> **PROVIDED RECORDS**:
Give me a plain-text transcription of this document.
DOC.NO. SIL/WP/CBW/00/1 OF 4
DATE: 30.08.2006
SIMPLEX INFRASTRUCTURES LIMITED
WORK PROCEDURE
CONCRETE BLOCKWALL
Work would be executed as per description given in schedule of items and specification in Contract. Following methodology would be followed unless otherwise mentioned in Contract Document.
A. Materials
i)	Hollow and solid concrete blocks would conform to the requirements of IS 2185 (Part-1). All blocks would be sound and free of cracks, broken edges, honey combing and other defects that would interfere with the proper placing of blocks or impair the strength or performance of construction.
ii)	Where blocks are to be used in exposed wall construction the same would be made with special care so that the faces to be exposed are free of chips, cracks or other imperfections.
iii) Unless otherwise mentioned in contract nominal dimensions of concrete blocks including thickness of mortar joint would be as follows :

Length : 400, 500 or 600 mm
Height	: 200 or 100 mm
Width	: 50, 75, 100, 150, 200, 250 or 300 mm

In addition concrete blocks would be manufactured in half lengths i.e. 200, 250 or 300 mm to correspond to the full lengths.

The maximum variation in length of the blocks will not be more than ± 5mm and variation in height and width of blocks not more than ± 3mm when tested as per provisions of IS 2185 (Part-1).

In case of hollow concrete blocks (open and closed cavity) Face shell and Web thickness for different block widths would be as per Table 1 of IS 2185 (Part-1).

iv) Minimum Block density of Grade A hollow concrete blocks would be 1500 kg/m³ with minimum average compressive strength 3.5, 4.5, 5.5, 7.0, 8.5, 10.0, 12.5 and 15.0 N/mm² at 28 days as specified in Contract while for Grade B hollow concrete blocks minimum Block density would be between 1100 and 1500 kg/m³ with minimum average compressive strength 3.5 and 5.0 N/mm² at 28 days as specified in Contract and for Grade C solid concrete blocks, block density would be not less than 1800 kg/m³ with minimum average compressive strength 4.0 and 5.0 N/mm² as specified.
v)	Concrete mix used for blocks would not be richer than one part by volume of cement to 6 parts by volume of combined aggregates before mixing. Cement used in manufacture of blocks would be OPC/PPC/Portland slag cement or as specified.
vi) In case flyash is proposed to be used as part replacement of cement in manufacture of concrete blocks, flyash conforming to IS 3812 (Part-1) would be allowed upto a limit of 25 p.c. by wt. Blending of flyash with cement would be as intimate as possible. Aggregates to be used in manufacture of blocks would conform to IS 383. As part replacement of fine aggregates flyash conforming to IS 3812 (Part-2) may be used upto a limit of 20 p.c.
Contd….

> **TASK DIRECTIONS**:
Read the entries and show each line that mentions "otherwise".

> **WORKED ANSWER**:
Work would be executed as per description given in schedule of items and specification in Contract. Following methodology would be followed unless otherwise mentioned in Contract Document.
iii) Unless otherwise mentioned in contract nominal dimensions of concrete blocks including thickness of mortar joint would be as follows :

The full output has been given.